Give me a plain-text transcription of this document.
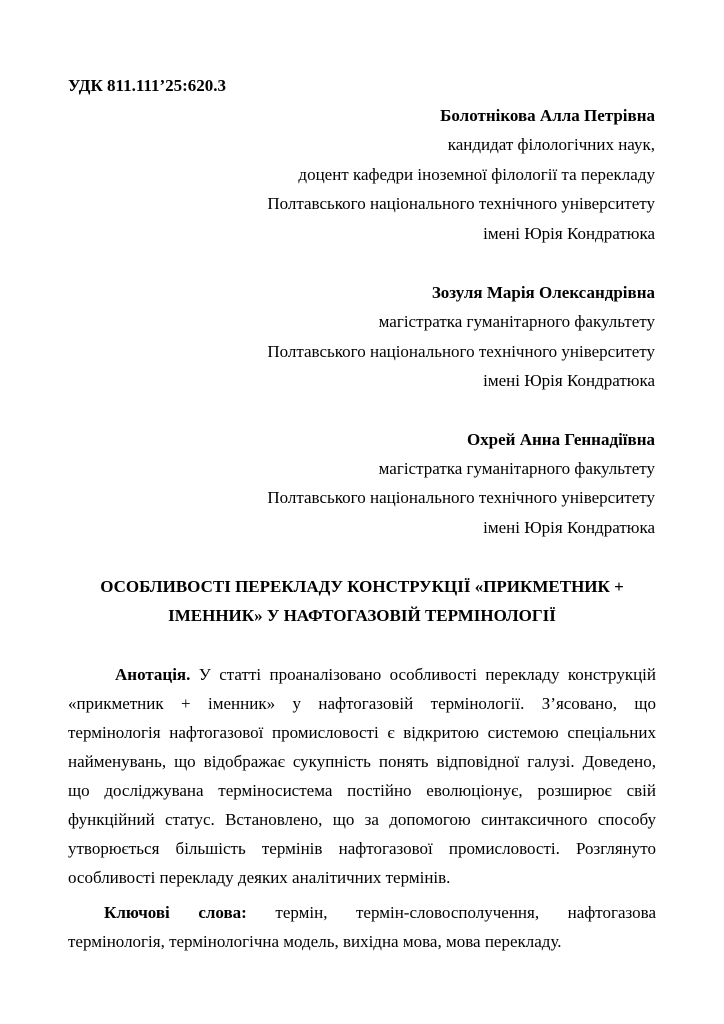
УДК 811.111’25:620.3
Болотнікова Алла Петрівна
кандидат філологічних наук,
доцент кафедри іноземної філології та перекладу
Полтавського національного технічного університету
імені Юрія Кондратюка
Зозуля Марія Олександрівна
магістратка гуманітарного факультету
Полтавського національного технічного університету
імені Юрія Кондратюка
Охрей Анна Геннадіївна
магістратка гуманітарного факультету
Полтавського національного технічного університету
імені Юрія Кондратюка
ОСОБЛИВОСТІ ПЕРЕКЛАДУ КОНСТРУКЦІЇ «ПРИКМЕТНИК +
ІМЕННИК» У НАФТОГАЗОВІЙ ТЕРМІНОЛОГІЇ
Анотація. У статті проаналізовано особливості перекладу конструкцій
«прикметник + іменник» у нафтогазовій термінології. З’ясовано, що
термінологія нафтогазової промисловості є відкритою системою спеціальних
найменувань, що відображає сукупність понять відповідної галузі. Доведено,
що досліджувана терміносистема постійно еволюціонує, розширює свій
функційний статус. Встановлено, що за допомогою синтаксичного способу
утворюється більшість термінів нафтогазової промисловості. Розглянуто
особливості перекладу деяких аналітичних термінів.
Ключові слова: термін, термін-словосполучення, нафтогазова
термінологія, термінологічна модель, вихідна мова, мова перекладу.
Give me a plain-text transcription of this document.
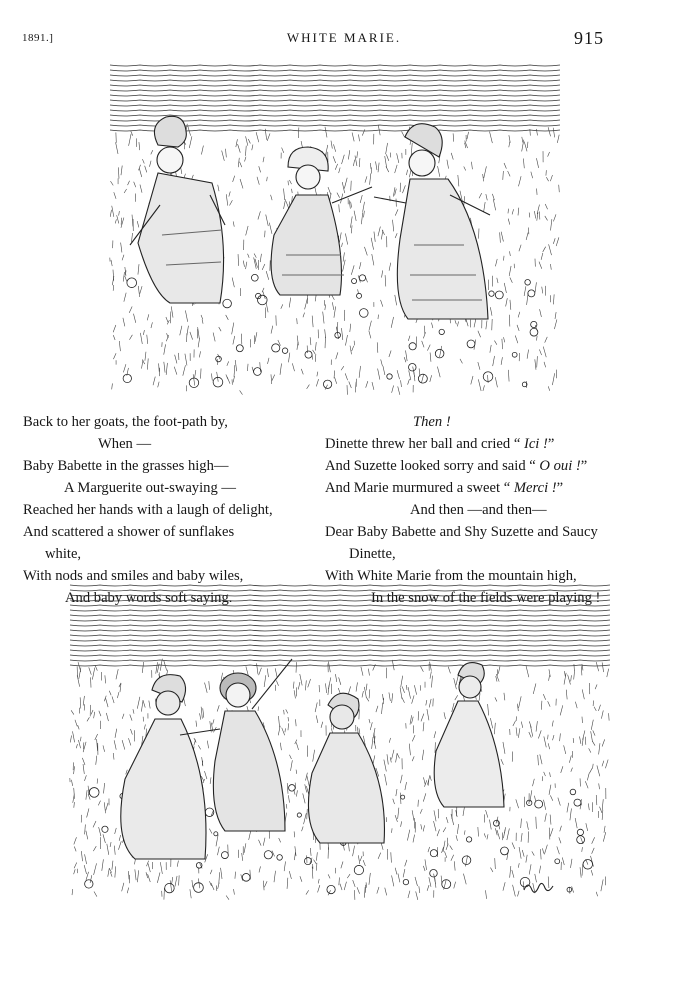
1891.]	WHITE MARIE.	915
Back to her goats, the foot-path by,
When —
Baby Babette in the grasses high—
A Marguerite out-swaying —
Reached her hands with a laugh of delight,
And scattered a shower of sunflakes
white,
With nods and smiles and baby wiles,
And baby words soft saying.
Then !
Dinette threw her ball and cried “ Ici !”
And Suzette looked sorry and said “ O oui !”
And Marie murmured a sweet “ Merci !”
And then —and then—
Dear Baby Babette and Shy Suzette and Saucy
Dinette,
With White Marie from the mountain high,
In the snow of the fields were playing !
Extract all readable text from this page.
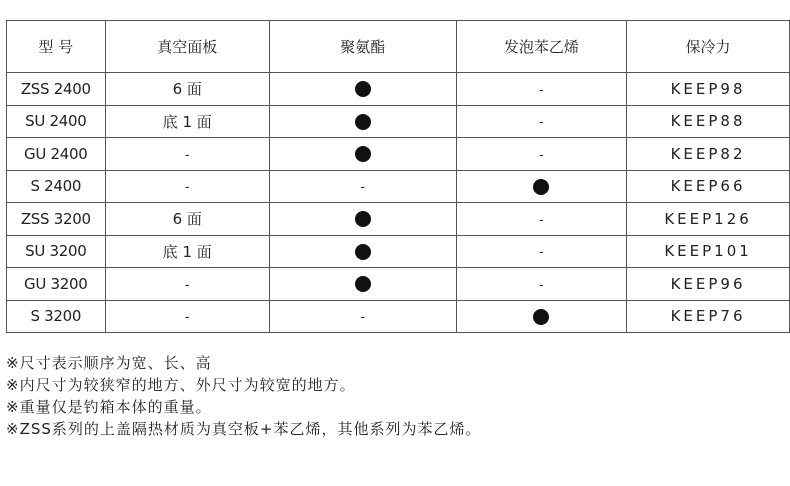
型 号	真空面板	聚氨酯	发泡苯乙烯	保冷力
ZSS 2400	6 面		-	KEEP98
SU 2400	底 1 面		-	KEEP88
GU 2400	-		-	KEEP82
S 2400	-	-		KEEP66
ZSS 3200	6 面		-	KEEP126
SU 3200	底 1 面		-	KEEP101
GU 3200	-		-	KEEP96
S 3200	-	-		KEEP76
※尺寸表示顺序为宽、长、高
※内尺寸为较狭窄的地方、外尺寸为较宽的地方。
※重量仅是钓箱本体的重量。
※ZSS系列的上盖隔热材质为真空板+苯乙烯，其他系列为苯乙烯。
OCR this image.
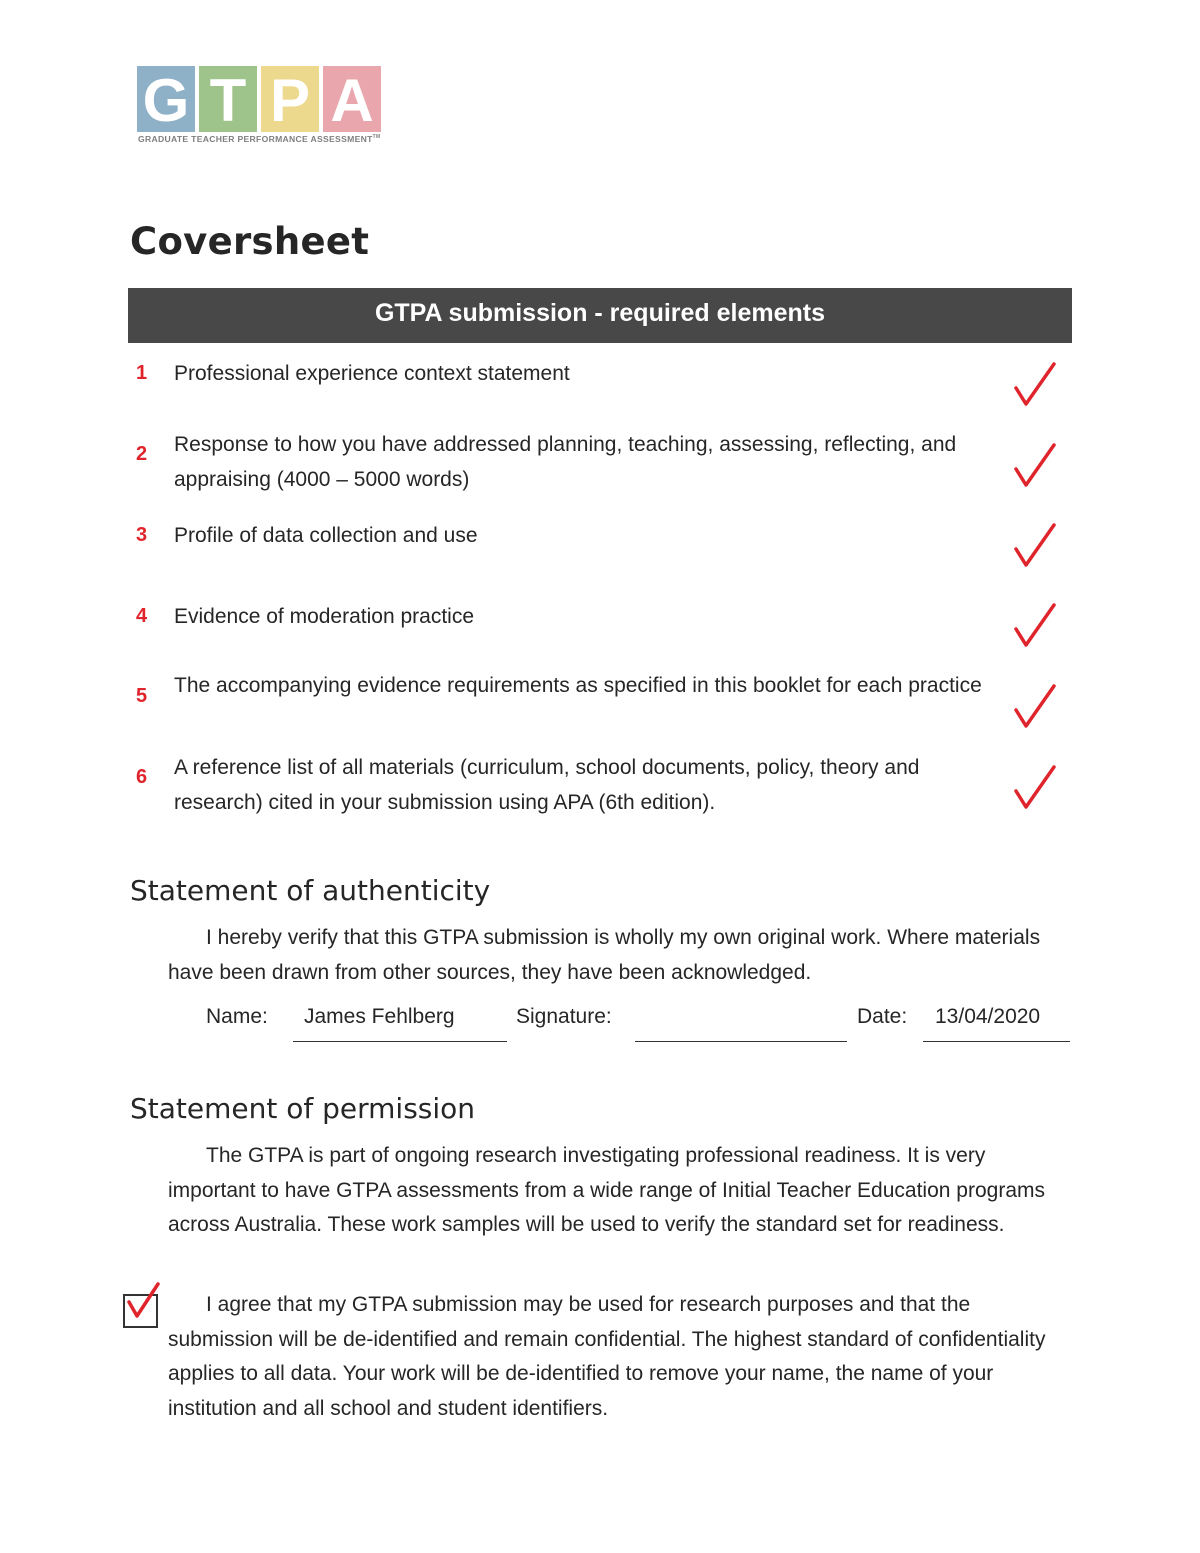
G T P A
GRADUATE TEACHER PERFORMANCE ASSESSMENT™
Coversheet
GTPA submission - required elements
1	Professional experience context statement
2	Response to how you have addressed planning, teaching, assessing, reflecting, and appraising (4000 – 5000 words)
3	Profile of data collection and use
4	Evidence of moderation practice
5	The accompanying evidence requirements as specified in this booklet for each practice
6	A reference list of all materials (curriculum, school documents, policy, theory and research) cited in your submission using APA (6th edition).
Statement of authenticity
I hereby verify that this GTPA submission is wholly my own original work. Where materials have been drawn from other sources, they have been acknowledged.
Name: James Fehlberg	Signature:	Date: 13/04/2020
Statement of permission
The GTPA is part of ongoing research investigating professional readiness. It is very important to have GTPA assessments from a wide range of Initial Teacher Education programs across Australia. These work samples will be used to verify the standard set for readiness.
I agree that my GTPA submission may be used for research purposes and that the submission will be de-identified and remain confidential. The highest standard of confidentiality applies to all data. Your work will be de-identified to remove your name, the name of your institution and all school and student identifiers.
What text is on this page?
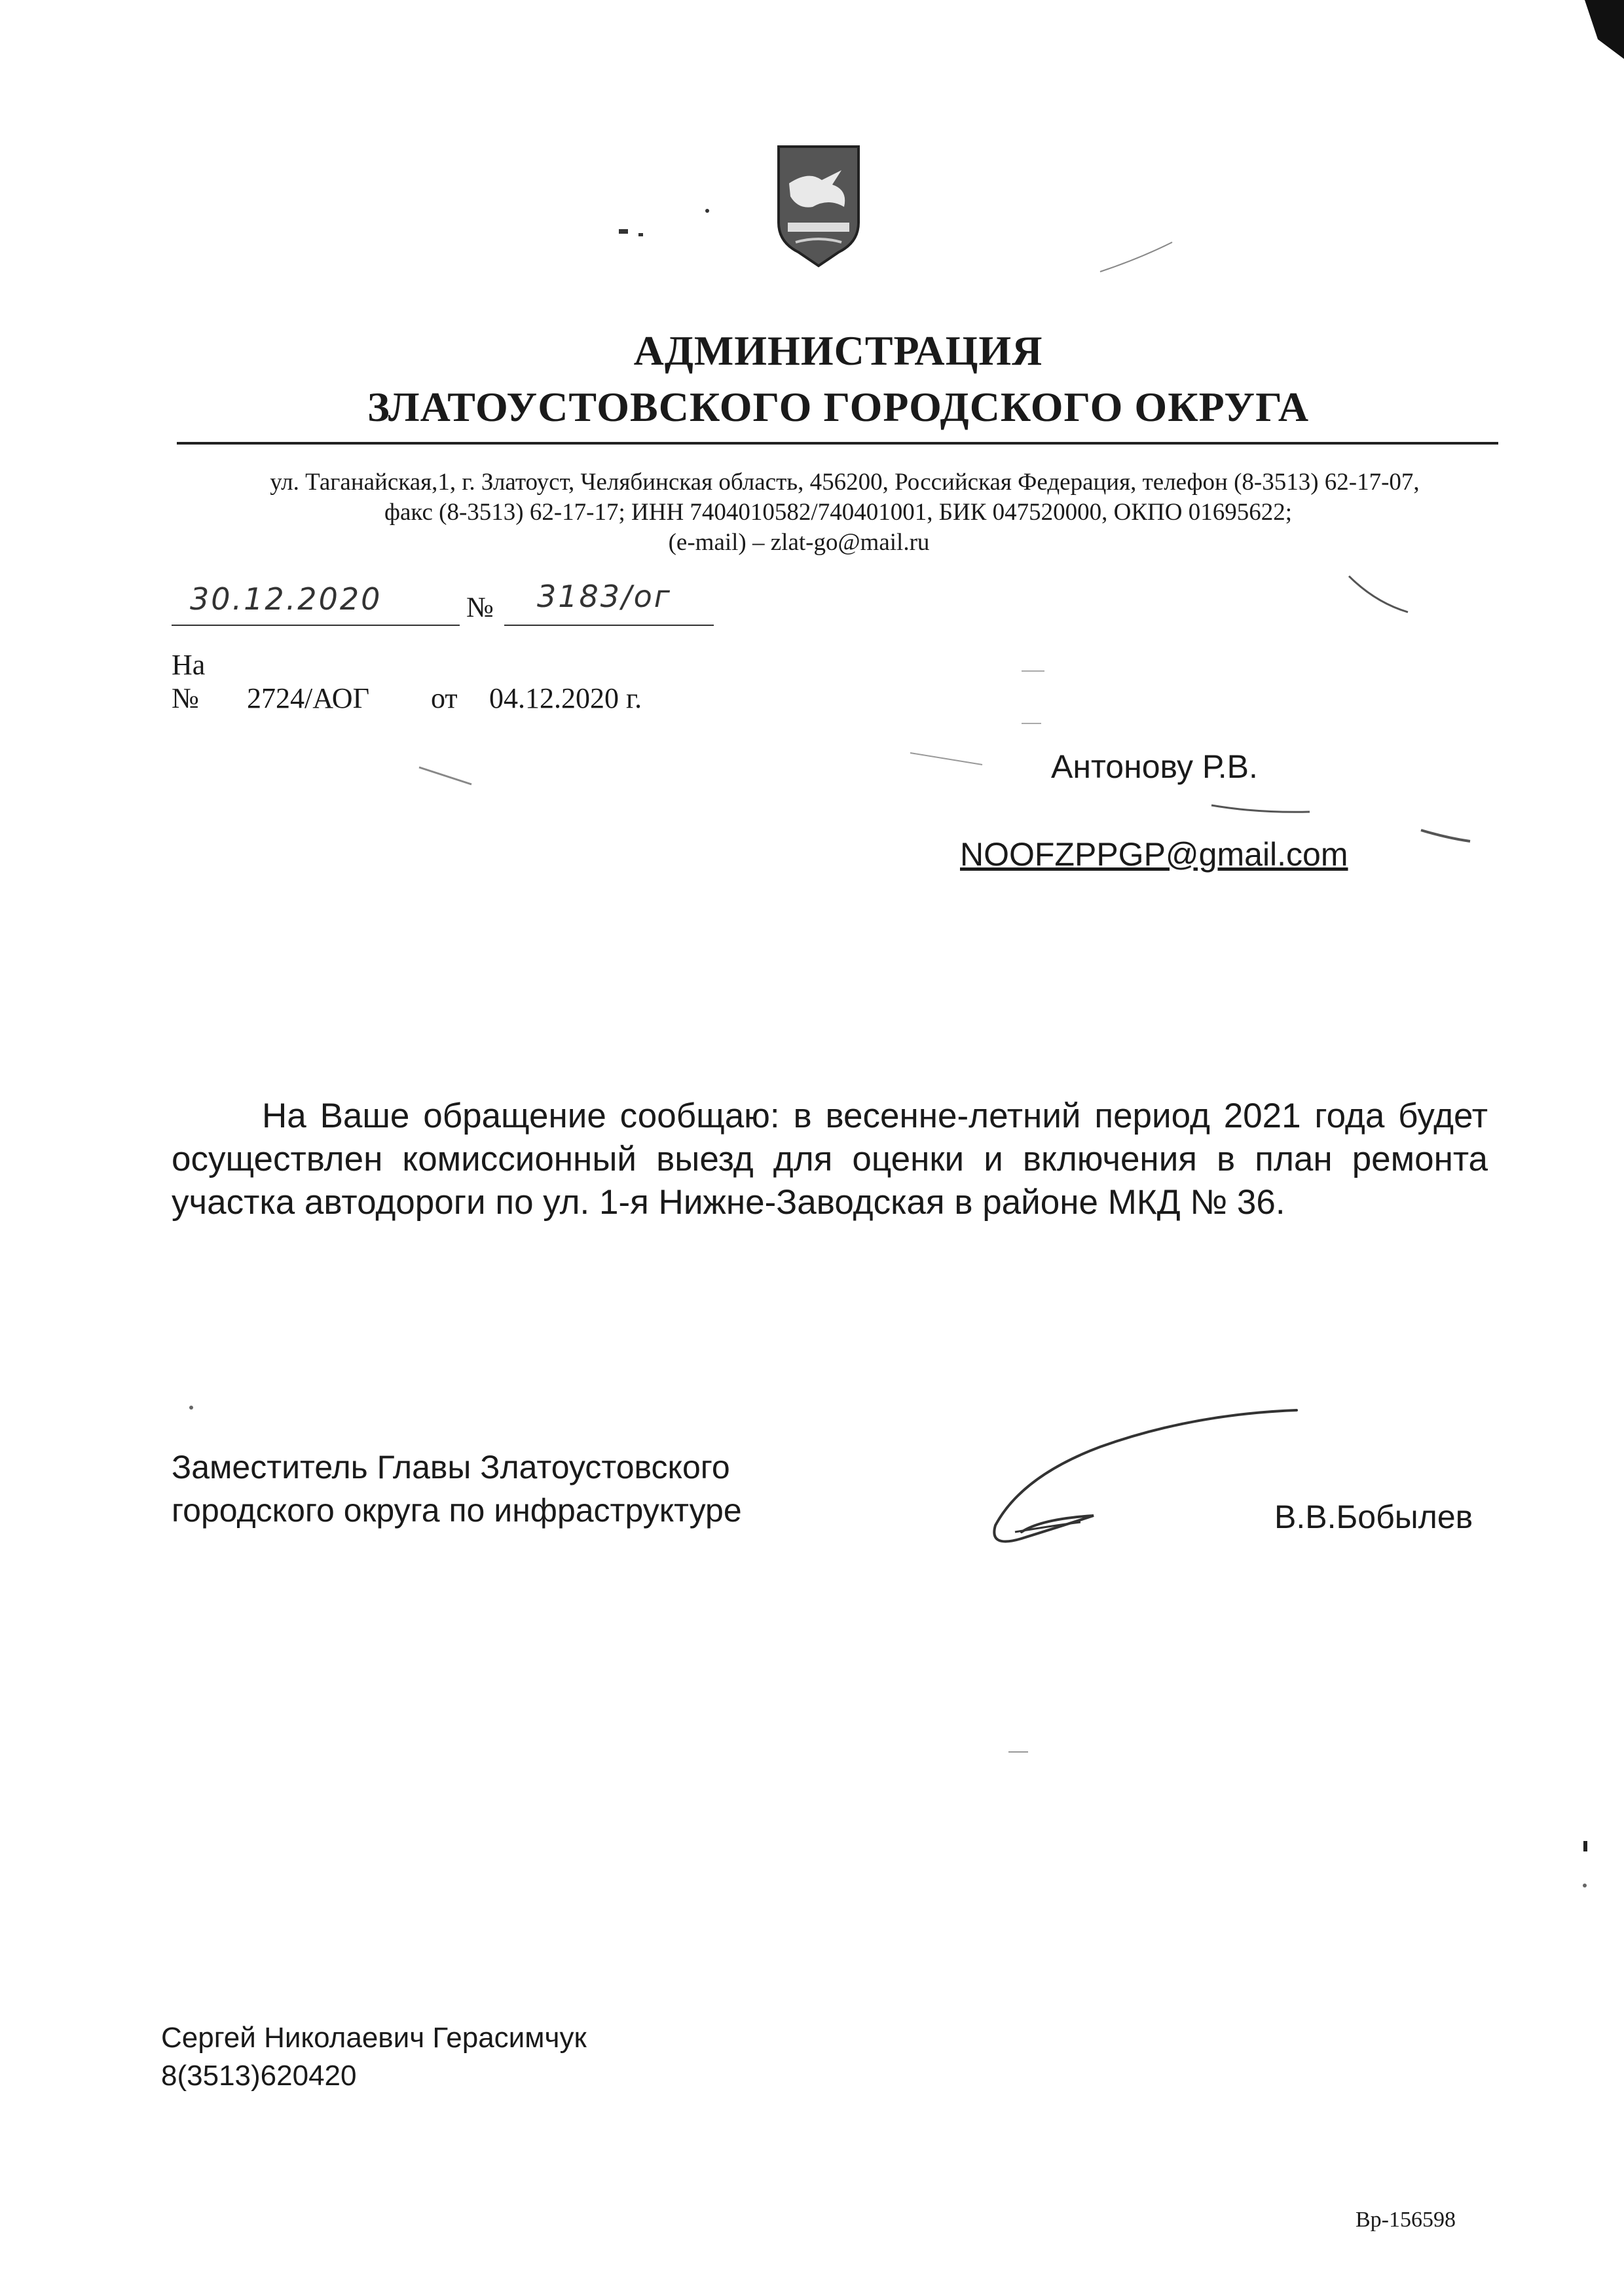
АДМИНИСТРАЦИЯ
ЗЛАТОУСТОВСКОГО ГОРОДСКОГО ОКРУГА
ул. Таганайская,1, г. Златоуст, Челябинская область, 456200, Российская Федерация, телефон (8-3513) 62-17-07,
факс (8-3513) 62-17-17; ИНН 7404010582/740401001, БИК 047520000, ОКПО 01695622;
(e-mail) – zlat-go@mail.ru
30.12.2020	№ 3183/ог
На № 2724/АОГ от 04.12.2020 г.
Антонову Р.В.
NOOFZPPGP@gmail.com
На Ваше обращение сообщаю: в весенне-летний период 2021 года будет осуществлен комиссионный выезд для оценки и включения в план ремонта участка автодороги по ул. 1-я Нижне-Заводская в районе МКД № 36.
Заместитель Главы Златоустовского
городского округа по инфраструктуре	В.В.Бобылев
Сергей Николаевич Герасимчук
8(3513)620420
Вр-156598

:::

The records above need to be given again exactly. Omit the pictures.

Give me a plain-text transcription of this document.
УДК 811.111’25:620.3
Болотнікова Алла Петрівна
кандидат філологічних наук,
доцент кафедри іноземної філології та перекладу
Полтавського національного технічного університету
імені Юрія Кондратюка
Зозуля Марія Олександрівна
магістратка гуманітарного факультету
Полтавського національного технічного університету
імені Юрія Кондратюка
Охрей Анна Геннадіївна
магістратка гуманітарного факультету
Полтавського національного технічного університету
імені Юрія Кондратюка
ОСОБЛИВОСТІ ПЕРЕКЛАДУ КОНСТРУКЦІЇ «ПРИКМЕТНИК +
ІМЕННИК» У НАФТОГАЗОВІЙ ТЕРМІНОЛОГІЇ
Анотація. У статті проаналізовано особливості перекладу конструкцій
«прикметник + іменник» у нафтогазовій термінології. З’ясовано, що
термінологія нафтогазової промисловості є відкритою системою спеціальних
найменувань, що відображає сукупність понять відповідної галузі. Доведено,
що досліджувана терміносистема постійно еволюціонує, розширює свій
функційний статус. Встановлено, що за допомогою синтаксичного способу
утворюється більшість термінів нафтогазової промисловості. Розглянуто
особливості перекладу деяких аналітичних термінів.
Ключові слова: термін, термін-словосполучення, нафтогазова
термінологія, термінологічна модель, вихідна мова, мова перекладу.
Give me a plain-text transcription of this document.
1891.]	WHITE MARIE.	915
Back to her goats, the foot-path by,
When —
Baby Babette in the grasses high—
A Marguerite out-swaying —
Reached her hands with a laugh of delight,
And scattered a shower of sunflakes
white,
With nods and smiles and baby wiles,
And baby words soft saying.
Then !
Dinette threw her ball and cried “ Ici !”
And Suzette looked sorry and said “ O oui !”
And Marie murmured a sweet “ Merci !”
And then —and then—
Dear Baby Babette and Shy Suzette and Saucy
Dinette,
With White Marie from the mountain high,
In the snow of the fields were playing !
Extract all readable text from this page.
型 号	真空面板	聚氨酯	发泡苯乙烯	保冷力
ZSS 2400	6 面		-	KEEP98
SU 2400	底 1 面		-	KEEP88
GU 2400	-		-	KEEP82
S 2400	-	-		KEEP66
ZSS 3200	6 面		-	KEEP126
SU 3200	底 1 面		-	KEEP101
GU 3200	-		-	KEEP96
S 3200	-	-		KEEP76
※尺寸表示顺序为宽、长、高
※内尺寸为较狭窄的地方、外尺寸为较宽的地方。
※重量仅是钓箱本体的重量。
※ZSS系列的上盖隔热材质为真空板+苯乙烯，其他系列为苯乙烯。
OCR this image.
G T P A
GRADUATE TEACHER PERFORMANCE ASSESSMENT™
Coversheet
GTPA submission - required elements
1	Professional experience context statement
2	Response to how you have addressed planning, teaching, assessing, reflecting, and appraising (4000 – 5000 words)
3	Profile of data collection and use
4	Evidence of moderation practice
5	The accompanying evidence requirements as specified in this booklet for each practice
6	A reference list of all materials (curriculum, school documents, policy, theory and research) cited in your submission using APA (6th edition).
Statement of authenticity
I hereby verify that this GTPA submission is wholly my own original work. Where materials have been drawn from other sources, they have been acknowledged.
Name: James Fehlberg	Signature:	Date: 13/04/2020
Statement of permission
The GTPA is part of ongoing research investigating professional readiness. It is very important to have GTPA assessments from a wide range of Initial Teacher Education programs across Australia. These work samples will be used to verify the standard set for readiness.
I agree that my GTPA submission may be used for research purposes and that the submission will be de-identified and remain confidential. The highest standard of confidentiality applies to all data. Your work will be de-identified to remove your name, the name of your institution and all school and student identifiers.
What text is on this page?
АДМИНИСТРАЦИЯ
ЗЛАТОУСТОВСКОГО ГОРОДСКОГО ОКРУГА
ул. Таганайская,1, г. Златоуст, Челябинская область, 456200, Российская Федерация, телефон (8-3513) 62-17-07,
факс (8-3513) 62-17-17; ИНН 7404010582/740401001, БИК 047520000, ОКПО 01695622;
(e-mail) – zlat-go@mail.ru
30.12.2020	№ 3183/ог
На № 2724/АОГ от 04.12.2020 г.
Антонову Р.В.
NOOFZPPGP@gmail.com
На Ваше обращение сообщаю: в весенне-летний период 2021 года будет осуществлен комиссионный выезд для оценки и включения в план ремонта участка автодороги по ул. 1-я Нижне-Заводская в районе МКД № 36.
Заместитель Главы Златоустовского
городского округа по инфраструктуре	В.В.Бобылев
Сергей Николаевич Герасимчук
8(3513)620420
Вр-156598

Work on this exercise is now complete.